(Collected data)
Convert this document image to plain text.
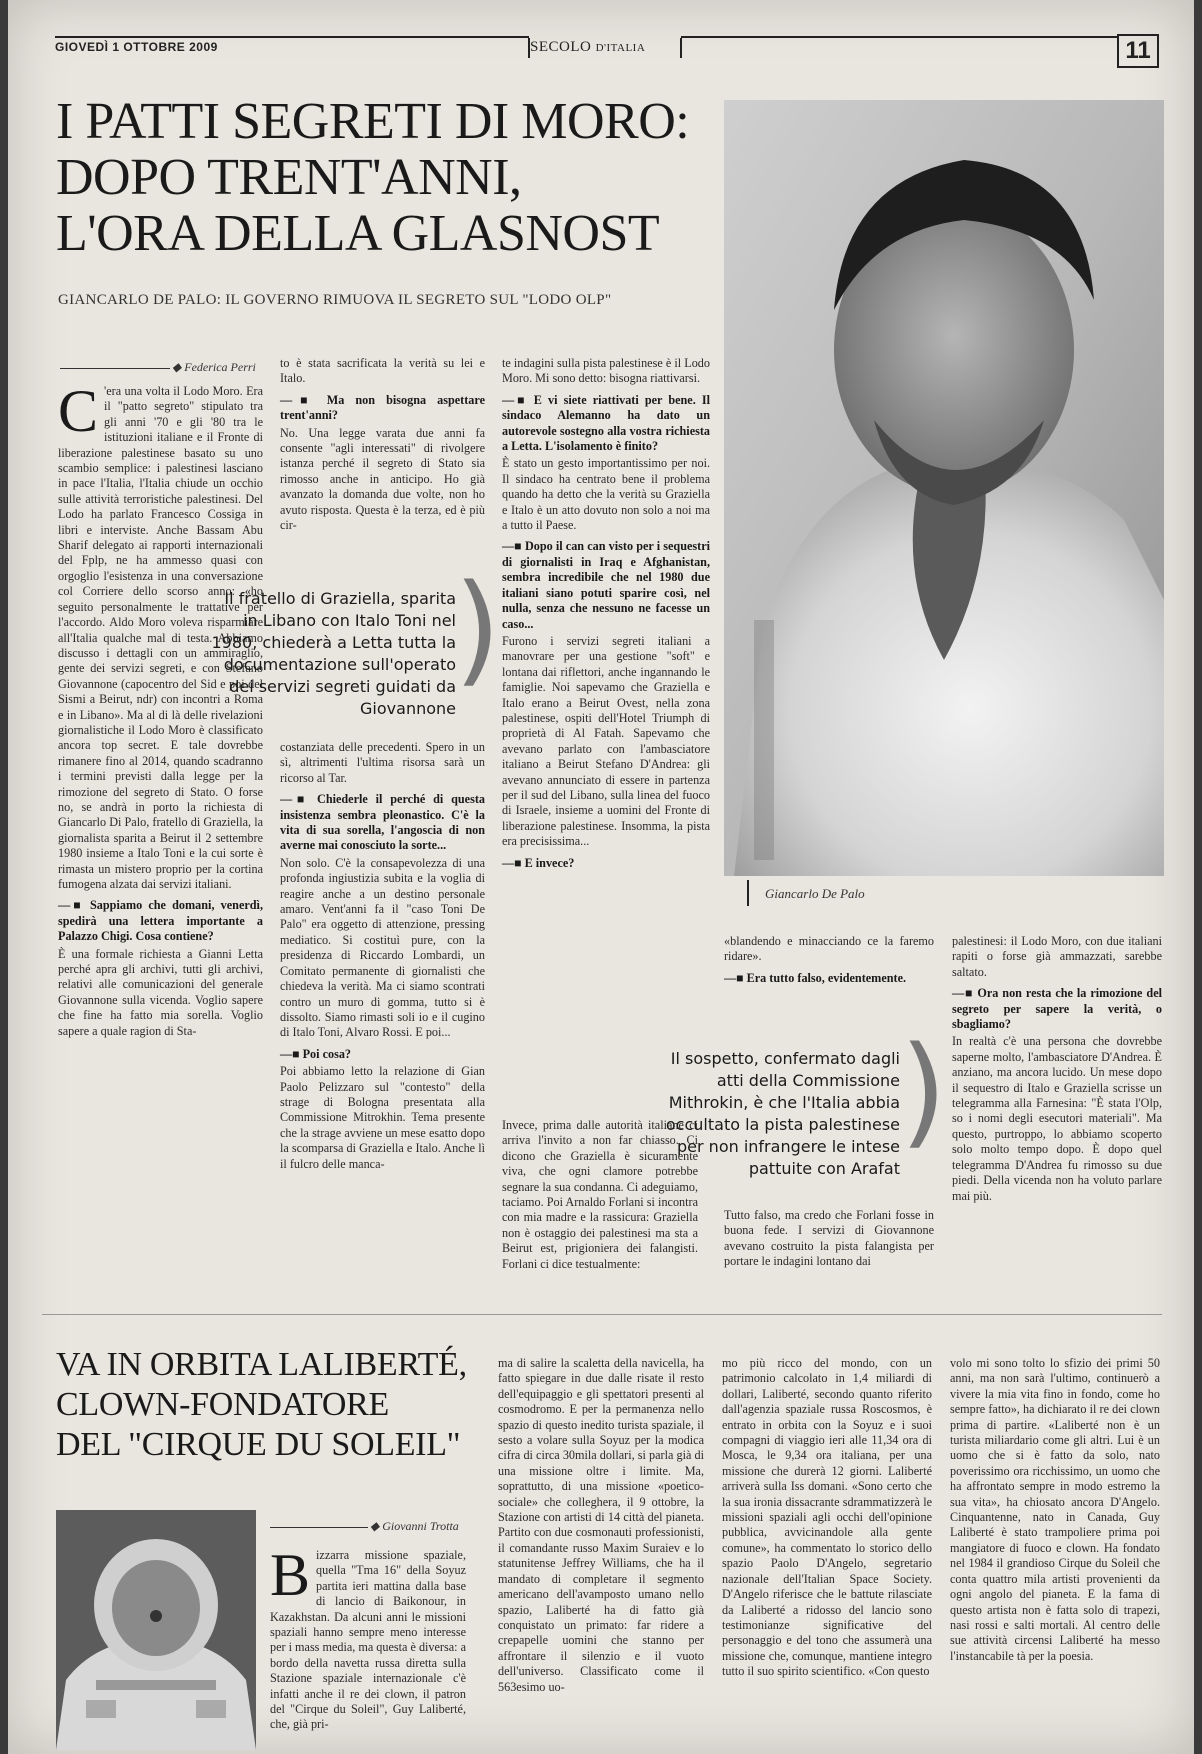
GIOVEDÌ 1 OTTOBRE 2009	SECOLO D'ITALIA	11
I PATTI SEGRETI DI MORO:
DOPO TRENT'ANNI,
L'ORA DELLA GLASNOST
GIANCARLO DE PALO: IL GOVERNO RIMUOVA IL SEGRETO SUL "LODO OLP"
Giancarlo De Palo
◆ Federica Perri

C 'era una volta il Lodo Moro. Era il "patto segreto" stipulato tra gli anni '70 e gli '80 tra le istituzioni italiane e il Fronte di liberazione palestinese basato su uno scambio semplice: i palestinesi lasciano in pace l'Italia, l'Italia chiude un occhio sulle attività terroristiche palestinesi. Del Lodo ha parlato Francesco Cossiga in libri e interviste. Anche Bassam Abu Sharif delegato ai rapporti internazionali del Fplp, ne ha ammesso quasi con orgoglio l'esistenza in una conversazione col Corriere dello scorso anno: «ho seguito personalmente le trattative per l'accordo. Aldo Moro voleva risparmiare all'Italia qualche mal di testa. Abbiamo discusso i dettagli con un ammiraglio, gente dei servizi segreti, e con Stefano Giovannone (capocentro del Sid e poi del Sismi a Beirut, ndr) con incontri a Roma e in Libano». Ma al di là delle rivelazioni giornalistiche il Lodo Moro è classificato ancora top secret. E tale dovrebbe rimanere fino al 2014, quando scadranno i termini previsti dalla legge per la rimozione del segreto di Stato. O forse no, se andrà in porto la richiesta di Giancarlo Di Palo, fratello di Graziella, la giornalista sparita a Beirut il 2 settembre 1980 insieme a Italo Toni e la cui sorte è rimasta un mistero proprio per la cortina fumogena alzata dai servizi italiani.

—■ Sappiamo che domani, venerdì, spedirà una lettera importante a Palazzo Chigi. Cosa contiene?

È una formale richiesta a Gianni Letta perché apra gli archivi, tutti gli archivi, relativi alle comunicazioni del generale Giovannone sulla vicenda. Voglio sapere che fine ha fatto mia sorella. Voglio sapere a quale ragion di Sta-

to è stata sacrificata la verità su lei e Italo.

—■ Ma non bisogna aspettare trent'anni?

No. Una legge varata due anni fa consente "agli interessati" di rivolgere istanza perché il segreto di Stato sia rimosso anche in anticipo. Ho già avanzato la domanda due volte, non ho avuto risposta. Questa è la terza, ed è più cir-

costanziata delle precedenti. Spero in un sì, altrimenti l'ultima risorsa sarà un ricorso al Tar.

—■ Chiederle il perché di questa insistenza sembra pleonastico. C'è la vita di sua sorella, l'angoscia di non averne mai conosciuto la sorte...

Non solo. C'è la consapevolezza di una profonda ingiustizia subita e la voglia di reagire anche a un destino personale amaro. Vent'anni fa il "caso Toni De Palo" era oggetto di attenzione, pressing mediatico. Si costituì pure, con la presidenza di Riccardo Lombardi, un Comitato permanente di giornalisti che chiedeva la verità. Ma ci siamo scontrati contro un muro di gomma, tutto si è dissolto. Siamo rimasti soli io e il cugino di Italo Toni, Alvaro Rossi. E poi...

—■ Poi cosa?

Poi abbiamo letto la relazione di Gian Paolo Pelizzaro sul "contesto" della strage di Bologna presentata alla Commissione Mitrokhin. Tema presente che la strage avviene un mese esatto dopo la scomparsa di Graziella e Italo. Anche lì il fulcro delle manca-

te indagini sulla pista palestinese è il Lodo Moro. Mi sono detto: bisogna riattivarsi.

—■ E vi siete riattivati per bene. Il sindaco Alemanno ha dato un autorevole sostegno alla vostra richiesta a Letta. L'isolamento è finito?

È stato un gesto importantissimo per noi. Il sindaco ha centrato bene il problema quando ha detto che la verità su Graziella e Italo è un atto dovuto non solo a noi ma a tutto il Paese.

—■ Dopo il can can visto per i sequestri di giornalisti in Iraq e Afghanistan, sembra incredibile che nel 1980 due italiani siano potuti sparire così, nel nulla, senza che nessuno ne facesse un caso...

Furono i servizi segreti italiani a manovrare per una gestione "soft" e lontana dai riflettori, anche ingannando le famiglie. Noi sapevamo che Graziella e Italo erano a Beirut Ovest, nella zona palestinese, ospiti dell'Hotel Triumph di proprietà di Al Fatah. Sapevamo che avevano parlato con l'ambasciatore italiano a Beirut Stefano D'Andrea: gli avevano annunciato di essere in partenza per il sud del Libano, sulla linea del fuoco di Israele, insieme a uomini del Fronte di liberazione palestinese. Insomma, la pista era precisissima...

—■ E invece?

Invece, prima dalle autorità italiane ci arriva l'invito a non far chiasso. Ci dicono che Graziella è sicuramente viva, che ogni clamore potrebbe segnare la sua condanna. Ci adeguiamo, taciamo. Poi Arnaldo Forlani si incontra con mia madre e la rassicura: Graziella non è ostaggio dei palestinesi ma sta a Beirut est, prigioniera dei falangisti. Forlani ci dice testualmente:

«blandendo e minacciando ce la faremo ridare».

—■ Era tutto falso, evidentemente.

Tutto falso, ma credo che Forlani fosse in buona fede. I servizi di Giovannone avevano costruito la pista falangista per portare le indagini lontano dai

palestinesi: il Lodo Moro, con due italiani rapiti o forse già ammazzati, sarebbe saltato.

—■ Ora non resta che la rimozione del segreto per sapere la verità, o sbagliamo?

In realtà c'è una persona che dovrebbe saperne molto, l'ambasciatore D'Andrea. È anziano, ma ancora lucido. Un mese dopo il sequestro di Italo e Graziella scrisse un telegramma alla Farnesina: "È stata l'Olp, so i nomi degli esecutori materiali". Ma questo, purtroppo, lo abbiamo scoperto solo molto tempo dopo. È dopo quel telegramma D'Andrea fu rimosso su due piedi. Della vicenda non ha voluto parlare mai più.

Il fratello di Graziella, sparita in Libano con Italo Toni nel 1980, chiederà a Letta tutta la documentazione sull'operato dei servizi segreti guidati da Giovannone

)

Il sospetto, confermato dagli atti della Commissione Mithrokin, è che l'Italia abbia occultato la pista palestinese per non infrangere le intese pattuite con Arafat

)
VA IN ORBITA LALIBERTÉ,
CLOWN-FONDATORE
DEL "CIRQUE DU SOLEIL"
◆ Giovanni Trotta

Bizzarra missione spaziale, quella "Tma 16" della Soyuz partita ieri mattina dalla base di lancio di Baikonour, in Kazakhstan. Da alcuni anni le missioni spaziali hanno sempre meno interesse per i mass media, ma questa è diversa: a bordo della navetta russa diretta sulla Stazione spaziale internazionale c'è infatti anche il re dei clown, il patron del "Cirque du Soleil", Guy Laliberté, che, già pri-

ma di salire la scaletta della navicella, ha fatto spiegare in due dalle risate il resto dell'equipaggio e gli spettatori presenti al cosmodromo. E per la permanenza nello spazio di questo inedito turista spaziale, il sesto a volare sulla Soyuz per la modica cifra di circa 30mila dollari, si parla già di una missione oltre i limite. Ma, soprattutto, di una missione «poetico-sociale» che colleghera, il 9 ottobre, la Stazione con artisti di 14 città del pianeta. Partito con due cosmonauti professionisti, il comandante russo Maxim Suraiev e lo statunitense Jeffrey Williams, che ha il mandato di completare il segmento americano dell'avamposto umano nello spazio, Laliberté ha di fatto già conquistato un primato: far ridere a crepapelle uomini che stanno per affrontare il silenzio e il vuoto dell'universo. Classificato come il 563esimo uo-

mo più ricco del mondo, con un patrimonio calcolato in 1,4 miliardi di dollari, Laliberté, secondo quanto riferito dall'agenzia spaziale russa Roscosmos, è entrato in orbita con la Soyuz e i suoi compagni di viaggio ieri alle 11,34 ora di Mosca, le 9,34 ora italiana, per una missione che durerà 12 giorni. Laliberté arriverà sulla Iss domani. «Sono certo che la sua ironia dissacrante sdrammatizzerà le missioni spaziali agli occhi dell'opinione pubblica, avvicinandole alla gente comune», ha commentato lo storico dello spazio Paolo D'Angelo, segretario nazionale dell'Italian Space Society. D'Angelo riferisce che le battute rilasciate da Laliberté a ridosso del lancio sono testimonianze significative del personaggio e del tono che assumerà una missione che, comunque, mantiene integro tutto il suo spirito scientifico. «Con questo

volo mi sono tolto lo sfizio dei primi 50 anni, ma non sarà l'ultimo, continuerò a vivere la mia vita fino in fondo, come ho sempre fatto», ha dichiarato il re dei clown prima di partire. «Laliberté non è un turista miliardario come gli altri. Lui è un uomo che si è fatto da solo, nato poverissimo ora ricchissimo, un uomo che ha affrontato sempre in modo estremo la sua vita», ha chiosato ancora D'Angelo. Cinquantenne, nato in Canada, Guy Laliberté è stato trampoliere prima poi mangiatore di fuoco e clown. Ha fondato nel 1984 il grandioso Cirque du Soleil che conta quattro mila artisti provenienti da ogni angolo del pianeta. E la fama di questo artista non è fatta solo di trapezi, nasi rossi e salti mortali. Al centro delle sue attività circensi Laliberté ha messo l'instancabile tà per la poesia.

• [What to work on]:
Within the entries above, report how many lines include "pista", and keep the answer to the number.

• [Task output]:
4